▸ **THE TASK**
Each line of the material must be returned exactly.

Items listed in a dataset:
-- Start --

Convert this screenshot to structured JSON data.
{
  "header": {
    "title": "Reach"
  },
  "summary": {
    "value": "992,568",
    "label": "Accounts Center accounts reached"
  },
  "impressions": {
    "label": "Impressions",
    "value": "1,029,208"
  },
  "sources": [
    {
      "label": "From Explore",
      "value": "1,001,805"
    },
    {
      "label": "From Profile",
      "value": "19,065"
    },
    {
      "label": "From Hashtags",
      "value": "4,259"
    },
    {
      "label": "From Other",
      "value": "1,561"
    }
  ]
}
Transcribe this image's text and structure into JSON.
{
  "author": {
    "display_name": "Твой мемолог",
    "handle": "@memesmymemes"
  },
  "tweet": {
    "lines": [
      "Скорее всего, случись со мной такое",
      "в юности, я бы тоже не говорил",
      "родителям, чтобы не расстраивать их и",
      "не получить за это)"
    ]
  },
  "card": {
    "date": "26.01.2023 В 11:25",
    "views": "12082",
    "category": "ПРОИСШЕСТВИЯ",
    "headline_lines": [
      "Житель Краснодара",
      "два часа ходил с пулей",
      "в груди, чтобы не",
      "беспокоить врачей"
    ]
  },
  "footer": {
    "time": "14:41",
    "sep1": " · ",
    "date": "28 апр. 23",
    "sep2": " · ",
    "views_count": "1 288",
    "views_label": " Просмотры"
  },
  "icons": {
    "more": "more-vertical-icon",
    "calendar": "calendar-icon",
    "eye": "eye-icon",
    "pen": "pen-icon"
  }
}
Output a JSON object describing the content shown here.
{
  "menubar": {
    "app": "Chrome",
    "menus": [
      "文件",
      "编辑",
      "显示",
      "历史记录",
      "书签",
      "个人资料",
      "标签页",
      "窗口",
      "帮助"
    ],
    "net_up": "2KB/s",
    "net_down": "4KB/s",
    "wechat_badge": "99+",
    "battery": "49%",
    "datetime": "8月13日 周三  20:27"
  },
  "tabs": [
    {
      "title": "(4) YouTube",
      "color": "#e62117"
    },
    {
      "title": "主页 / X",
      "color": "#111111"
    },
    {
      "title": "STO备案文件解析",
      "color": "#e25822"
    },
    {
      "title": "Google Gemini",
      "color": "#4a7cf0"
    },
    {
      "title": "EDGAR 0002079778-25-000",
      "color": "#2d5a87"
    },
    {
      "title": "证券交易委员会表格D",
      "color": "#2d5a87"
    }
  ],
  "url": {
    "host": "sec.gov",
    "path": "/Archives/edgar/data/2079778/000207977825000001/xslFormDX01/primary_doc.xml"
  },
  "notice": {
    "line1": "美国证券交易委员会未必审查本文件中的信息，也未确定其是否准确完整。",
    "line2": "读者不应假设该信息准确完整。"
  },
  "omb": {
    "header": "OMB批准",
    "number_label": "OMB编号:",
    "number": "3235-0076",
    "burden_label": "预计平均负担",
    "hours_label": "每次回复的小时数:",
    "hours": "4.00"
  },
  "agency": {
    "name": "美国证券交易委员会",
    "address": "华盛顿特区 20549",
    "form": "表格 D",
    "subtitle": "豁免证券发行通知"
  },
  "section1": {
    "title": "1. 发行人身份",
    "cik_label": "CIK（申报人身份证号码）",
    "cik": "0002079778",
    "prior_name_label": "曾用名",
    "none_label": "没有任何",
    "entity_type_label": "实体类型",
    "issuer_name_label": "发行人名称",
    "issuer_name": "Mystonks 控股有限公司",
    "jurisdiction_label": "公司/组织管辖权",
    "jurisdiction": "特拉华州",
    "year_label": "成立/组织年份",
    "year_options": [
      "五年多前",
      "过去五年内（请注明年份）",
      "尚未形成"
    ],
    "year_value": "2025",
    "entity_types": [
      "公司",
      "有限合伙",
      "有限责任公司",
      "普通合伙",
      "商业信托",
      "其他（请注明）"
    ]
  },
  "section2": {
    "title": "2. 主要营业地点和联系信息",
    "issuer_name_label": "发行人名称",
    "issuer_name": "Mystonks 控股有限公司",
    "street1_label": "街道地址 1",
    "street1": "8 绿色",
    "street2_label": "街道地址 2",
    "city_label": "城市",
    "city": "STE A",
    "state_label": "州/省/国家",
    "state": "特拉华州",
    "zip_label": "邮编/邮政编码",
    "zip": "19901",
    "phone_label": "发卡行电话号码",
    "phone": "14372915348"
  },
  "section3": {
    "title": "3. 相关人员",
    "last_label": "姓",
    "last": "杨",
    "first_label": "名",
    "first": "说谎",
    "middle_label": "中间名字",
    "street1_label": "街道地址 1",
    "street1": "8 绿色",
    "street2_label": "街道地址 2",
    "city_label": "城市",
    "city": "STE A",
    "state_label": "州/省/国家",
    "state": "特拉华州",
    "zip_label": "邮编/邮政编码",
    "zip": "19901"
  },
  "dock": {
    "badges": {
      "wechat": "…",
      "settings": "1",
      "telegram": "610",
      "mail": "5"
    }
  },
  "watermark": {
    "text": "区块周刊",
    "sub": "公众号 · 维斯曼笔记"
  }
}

-- End --

▸ **SOLUTION**
Convert this screenshot to structured JSON data.
{
  "header": {
    "title": "Reach"
  },
  "summary": {
    "value": "992,568",
    "label": "Accounts Center accounts reached"
  },
  "impressions": {
    "label": "Impressions",
    "value": "1,029,208"
  },
  "sources": [
    {
      "label": "From Explore",
      "value": "1,001,805"
    },
    {
      "label": "From Profile",
      "value": "19,065"
    },
    {
      "label": "From Hashtags",
      "value": "4,259"
    },
    {
      "label": "From Other",
      "value": "1,561"
    }
  ]
}
Transcribe this image's text and structure into JSON.
{
  "author": {
    "display_name": "Твой мемолог",
    "handle": "@memesmymemes"
  },
  "tweet": {
    "lines": [
      "Скорее всего, случись со мной такое",
      "в юности, я бы тоже не говорил",
      "родителям, чтобы не расстраивать их и",
      "не получить за это)"
    ]
  },
  "card": {
    "date": "26.01.2023 В 11:25",
    "views": "12082",
    "category": "ПРОИСШЕСТВИЯ",
    "headline_lines": [
      "Житель Краснодара",
      "два часа ходил с пулей",
      "в груди, чтобы не",
      "беспокоить врачей"
    ]
  },
  "footer": {
    "time": "14:41",
    "sep1": " · ",
    "date": "28 апр. 23",
    "sep2": " · ",
    "views_count": "1 288",
    "views_label": " Просмотры"
  },
  "icons": {
    "more": "more-vertical-icon",
    "calendar": "calendar-icon",
    "eye": "eye-icon",
    "pen": "pen-icon"
  }
}
Output a JSON object describing the content shown here.
{
  "menubar": {
    "app": "Chrome",
    "menus": [
      "文件",
      "编辑",
      "显示",
      "历史记录",
      "书签",
      "个人资料",
      "标签页",
      "窗口",
      "帮助"
    ],
    "net_up": "2KB/s",
    "net_down": "4KB/s",
    "wechat_badge": "99+",
    "battery": "49%",
    "datetime": "8月13日 周三  20:27"
  },
  "tabs": [
    {
      "title": "(4) YouTube",
      "color": "#e62117"
    },
    {
      "title": "主页 / X",
      "color": "#111111"
    },
    {
      "title": "STO备案文件解析",
      "color": "#e25822"
    },
    {
      "title": "Google Gemini",
      "color": "#4a7cf0"
    },
    {
      "title": "EDGAR 0002079778-25-000",
      "color": "#2d5a87"
    },
    {
      "title": "证券交易委员会表格D",
      "color": "#2d5a87"
    }
  ],
  "url": {
    "host": "sec.gov",
    "path": "/Archives/edgar/data/2079778/000207977825000001/xslFormDX01/primary_doc.xml"
  },
  "notice": {
    "line1": "美国证券交易委员会未必审查本文件中的信息，也未确定其是否准确完整。",
    "line2": "读者不应假设该信息准确完整。"
  },
  "omb": {
    "header": "OMB批准",
    "number_label": "OMB编号:",
    "number": "3235-0076",
    "burden_label": "预计平均负担",
    "hours_label": "每次回复的小时数:",
    "hours": "4.00"
  },
  "agency": {
    "name": "美国证券交易委员会",
    "address": "华盛顿特区 20549",
    "form": "表格 D",
    "subtitle": "豁免证券发行通知"
  },
  "section1": {
    "title": "1. 发行人身份",
    "cik_label": "CIK（申报人身份证号码）",
    "cik": "0002079778",
    "prior_name_label": "曾用名",
    "none_label": "没有任何",
    "entity_type_label": "实体类型",
    "issuer_name_label": "发行人名称",
    "issuer_name": "Mystonks 控股有限公司",
    "jurisdiction_label": "公司/组织管辖权",
    "jurisdiction": "特拉华州",
    "year_label": "成立/组织年份",
    "year_options": [
      "五年多前",
      "过去五年内（请注明年份）",
      "尚未形成"
    ],
    "year_value": "2025",
    "entity_types": [
      "公司",
      "有限合伙",
      "有限责任公司",
      "普通合伙",
      "商业信托",
      "其他（请注明）"
    ]
  },
  "section2": {
    "title": "2. 主要营业地点和联系信息",
    "issuer_name_label": "发行人名称",
    "issuer_name": "Mystonks 控股有限公司",
    "street1_label": "街道地址 1",
    "street1": "8 绿色",
    "street2_label": "街道地址 2",
    "city_label": "城市",
    "city": "STE A",
    "state_label": "州/省/国家",
    "state": "特拉华州",
    "zip_label": "邮编/邮政编码",
    "zip": "19901",
    "phone_label": "发卡行电话号码",
    "phone": "14372915348"
  },
  "section3": {
    "title": "3. 相关人员",
    "last_label": "姓",
    "last": "杨",
    "first_label": "名",
    "first": "说谎",
    "middle_label": "中间名字",
    "street1_label": "街道地址 1",
    "street1": "8 绿色",
    "street2_label": "街道地址 2",
    "city_label": "城市",
    "city": "STE A",
    "state_label": "州/省/国家",
    "state": "特拉华州",
    "zip_label": "邮编/邮政编码",
    "zip": "19901"
  },
  "dock": {
    "badges": {
      "wechat": "…",
      "settings": "1",
      "telegram": "610",
      "mail": "5"
    }
  },
  "watermark": {
    "text": "区块周刊",
    "sub": "公众号 · 维斯曼笔记"
  }
}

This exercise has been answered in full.